**Goal:**
Pick out each line of the records that includes the string "icon", and copy it.

+ + + + + + +

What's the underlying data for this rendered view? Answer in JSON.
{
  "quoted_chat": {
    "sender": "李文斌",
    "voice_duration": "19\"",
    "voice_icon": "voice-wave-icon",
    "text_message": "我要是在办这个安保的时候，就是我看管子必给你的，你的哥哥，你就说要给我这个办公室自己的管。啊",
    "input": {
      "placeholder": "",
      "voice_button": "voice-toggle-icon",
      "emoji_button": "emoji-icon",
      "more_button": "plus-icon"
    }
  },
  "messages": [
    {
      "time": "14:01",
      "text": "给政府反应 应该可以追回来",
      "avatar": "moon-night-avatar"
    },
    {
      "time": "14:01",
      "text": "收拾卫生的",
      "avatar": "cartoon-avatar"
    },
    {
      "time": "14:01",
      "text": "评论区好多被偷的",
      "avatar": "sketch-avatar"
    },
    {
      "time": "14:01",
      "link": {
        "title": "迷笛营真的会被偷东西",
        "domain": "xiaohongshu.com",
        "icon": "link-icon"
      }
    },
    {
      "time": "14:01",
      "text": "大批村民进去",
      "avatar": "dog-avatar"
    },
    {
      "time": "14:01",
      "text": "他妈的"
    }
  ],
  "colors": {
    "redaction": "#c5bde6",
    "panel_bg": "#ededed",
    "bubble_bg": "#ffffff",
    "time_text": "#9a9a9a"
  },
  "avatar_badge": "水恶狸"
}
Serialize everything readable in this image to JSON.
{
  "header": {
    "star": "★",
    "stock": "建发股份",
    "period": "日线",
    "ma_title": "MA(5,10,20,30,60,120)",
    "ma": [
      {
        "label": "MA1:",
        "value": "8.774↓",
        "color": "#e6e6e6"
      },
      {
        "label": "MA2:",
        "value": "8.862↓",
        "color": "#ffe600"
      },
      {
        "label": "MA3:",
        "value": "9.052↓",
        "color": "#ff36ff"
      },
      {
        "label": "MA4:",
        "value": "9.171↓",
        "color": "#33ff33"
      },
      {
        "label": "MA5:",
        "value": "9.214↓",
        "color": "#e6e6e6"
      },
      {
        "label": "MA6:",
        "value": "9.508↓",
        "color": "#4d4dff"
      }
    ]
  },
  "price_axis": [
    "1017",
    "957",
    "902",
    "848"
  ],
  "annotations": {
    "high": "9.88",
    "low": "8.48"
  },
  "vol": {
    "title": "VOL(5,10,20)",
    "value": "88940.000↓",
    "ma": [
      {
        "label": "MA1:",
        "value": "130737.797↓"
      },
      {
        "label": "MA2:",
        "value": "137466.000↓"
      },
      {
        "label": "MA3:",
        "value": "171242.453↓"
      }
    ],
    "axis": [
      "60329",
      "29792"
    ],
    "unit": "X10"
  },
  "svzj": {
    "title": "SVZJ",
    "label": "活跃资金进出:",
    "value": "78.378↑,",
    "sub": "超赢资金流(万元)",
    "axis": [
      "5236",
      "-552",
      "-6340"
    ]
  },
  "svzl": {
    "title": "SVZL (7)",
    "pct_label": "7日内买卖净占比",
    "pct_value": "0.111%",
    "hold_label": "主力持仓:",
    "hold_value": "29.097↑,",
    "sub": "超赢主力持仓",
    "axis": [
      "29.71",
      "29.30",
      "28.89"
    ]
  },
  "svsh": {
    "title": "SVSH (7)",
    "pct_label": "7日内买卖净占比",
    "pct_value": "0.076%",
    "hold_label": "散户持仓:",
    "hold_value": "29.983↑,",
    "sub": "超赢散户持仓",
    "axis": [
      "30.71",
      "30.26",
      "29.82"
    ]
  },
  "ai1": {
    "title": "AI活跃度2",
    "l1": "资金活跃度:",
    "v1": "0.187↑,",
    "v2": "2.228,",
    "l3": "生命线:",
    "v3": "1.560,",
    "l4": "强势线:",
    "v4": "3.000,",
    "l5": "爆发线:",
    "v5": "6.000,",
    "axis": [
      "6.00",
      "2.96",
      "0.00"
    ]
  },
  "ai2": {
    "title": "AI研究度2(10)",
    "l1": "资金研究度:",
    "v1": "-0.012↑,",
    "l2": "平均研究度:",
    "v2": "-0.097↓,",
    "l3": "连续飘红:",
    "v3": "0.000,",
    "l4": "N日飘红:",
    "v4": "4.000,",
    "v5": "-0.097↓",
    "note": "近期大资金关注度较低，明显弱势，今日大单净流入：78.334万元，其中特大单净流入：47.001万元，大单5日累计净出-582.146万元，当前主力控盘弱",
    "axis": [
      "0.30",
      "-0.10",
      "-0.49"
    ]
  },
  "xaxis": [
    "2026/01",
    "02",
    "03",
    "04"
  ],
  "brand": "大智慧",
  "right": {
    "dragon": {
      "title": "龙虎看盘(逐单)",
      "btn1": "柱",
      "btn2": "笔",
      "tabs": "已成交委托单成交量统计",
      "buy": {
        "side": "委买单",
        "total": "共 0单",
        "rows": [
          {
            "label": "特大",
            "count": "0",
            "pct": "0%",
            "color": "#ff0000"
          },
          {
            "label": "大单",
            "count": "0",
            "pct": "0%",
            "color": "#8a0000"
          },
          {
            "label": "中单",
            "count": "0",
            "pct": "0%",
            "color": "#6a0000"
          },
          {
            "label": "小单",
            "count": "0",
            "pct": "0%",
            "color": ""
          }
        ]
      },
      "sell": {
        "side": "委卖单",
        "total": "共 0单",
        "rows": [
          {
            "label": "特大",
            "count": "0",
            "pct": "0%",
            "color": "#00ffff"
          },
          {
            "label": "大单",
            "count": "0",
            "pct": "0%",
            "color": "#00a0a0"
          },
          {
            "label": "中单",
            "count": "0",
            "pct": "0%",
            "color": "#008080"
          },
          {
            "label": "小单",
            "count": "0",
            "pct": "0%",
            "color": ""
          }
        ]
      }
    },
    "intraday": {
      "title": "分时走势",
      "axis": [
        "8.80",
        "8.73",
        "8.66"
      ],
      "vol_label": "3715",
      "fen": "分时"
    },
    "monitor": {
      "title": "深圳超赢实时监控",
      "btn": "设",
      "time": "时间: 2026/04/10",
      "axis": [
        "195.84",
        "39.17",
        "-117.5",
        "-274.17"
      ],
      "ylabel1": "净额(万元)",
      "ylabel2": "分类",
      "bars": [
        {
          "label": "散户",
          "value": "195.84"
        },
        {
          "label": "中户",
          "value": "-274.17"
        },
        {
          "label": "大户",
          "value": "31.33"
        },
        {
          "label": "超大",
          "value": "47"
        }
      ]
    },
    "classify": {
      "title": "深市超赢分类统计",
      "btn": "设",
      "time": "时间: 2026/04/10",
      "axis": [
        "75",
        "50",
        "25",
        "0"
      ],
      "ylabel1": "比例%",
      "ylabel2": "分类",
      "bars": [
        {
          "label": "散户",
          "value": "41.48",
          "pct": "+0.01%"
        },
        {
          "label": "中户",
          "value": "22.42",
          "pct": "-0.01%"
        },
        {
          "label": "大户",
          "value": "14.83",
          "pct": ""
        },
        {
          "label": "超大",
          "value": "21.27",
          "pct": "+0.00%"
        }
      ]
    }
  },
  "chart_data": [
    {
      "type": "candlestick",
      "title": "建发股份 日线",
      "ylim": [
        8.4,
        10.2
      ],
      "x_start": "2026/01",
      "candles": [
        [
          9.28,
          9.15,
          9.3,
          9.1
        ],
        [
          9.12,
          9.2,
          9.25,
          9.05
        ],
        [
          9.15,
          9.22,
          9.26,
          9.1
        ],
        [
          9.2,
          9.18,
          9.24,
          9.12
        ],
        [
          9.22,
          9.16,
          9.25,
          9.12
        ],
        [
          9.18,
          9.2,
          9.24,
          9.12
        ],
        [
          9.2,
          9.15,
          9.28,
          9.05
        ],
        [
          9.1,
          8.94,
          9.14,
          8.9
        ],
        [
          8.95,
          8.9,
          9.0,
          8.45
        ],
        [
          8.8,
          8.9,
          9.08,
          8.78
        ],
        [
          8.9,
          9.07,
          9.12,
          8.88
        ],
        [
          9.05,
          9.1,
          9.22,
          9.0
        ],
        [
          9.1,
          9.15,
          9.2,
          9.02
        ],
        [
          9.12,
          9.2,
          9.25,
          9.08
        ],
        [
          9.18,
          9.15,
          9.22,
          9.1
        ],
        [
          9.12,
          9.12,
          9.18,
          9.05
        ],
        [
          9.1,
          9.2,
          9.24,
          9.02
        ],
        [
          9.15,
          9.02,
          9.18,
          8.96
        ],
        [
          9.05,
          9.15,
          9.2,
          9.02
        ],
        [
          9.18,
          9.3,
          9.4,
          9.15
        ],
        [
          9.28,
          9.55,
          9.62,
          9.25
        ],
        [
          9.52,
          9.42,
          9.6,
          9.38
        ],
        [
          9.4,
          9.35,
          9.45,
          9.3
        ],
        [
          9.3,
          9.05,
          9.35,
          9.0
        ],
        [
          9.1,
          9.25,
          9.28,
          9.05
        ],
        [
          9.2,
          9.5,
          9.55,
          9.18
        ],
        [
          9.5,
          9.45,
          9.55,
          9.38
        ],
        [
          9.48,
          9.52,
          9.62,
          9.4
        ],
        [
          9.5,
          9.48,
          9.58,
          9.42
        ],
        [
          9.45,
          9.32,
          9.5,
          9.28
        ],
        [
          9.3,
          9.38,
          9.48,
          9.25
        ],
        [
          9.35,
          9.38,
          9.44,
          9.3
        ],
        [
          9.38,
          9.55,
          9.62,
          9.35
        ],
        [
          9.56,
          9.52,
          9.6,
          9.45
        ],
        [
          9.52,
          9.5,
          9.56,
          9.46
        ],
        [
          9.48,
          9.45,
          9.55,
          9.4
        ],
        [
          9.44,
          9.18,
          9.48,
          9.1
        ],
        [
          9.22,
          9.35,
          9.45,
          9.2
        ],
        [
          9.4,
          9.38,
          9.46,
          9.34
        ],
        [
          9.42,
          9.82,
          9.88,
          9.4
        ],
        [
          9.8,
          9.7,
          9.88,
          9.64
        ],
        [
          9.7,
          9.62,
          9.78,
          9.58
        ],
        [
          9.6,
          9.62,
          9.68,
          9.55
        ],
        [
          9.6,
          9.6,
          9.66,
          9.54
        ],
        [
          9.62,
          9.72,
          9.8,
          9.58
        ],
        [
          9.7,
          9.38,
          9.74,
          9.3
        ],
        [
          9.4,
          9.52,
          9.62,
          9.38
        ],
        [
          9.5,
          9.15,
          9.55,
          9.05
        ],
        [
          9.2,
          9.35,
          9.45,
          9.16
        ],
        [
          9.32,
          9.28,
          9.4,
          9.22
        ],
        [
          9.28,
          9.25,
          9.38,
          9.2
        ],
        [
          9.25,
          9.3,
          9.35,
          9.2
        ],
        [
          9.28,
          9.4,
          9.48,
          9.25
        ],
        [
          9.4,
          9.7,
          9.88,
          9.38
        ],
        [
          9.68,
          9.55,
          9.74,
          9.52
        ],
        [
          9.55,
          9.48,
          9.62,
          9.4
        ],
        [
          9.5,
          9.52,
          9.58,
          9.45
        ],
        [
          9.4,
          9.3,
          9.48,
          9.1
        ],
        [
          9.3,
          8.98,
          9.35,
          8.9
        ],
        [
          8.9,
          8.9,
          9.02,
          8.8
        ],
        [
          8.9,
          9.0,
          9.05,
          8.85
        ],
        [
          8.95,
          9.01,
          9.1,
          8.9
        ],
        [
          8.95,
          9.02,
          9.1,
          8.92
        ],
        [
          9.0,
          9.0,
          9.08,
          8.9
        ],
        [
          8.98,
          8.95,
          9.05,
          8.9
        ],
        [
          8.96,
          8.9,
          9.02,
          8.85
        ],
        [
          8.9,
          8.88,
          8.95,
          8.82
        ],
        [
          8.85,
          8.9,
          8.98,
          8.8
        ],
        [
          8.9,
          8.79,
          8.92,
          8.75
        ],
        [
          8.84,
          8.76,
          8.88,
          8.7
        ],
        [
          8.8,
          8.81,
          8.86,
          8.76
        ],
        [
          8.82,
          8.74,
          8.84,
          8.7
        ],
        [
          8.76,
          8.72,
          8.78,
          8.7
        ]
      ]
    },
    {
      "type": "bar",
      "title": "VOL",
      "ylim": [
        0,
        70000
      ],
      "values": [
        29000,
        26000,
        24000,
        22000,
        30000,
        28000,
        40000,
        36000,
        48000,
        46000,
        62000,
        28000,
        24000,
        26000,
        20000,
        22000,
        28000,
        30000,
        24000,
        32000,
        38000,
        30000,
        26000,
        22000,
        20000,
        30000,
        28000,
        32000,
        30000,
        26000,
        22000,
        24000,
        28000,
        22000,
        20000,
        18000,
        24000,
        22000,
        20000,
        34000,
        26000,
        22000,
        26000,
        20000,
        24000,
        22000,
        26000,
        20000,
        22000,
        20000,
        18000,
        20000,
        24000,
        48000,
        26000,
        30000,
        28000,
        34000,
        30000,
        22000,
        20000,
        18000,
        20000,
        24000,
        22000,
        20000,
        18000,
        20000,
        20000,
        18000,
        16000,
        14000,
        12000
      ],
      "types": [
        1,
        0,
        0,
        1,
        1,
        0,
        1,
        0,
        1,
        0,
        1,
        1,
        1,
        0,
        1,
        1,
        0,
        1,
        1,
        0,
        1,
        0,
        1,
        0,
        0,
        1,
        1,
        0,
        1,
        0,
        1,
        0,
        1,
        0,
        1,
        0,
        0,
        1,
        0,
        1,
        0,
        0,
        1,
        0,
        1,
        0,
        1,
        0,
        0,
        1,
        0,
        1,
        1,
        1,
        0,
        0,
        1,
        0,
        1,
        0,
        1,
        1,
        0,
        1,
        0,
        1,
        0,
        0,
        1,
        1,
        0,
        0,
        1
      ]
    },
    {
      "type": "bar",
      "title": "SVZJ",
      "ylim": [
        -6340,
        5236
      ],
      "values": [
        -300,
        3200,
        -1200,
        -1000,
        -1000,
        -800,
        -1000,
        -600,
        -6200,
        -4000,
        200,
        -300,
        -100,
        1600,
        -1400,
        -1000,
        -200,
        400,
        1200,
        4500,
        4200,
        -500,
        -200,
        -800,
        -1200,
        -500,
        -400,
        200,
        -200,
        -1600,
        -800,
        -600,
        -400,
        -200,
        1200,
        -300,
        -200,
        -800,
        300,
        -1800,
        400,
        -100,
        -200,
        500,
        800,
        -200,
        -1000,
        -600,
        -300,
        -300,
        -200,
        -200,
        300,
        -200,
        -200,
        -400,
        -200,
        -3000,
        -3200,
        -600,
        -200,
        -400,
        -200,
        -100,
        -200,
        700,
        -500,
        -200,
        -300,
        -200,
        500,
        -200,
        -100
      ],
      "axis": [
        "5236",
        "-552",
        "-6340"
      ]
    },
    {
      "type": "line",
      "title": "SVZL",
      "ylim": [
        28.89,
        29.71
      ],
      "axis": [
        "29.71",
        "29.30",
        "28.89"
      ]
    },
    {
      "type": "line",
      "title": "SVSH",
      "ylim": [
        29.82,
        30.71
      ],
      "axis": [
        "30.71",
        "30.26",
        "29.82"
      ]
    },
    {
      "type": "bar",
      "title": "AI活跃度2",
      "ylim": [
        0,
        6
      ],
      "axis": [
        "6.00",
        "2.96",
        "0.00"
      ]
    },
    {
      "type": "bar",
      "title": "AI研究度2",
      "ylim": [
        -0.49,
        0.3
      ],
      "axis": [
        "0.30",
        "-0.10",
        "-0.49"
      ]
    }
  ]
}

+ + + + + + +

**Complete response:**
    "voice_icon": "voice-wave-icon",
      "voice_button": "voice-toggle-icon",
      "emoji_button": "emoji-icon",
      "more_button": "plus-icon"
        "icon": "link-icon"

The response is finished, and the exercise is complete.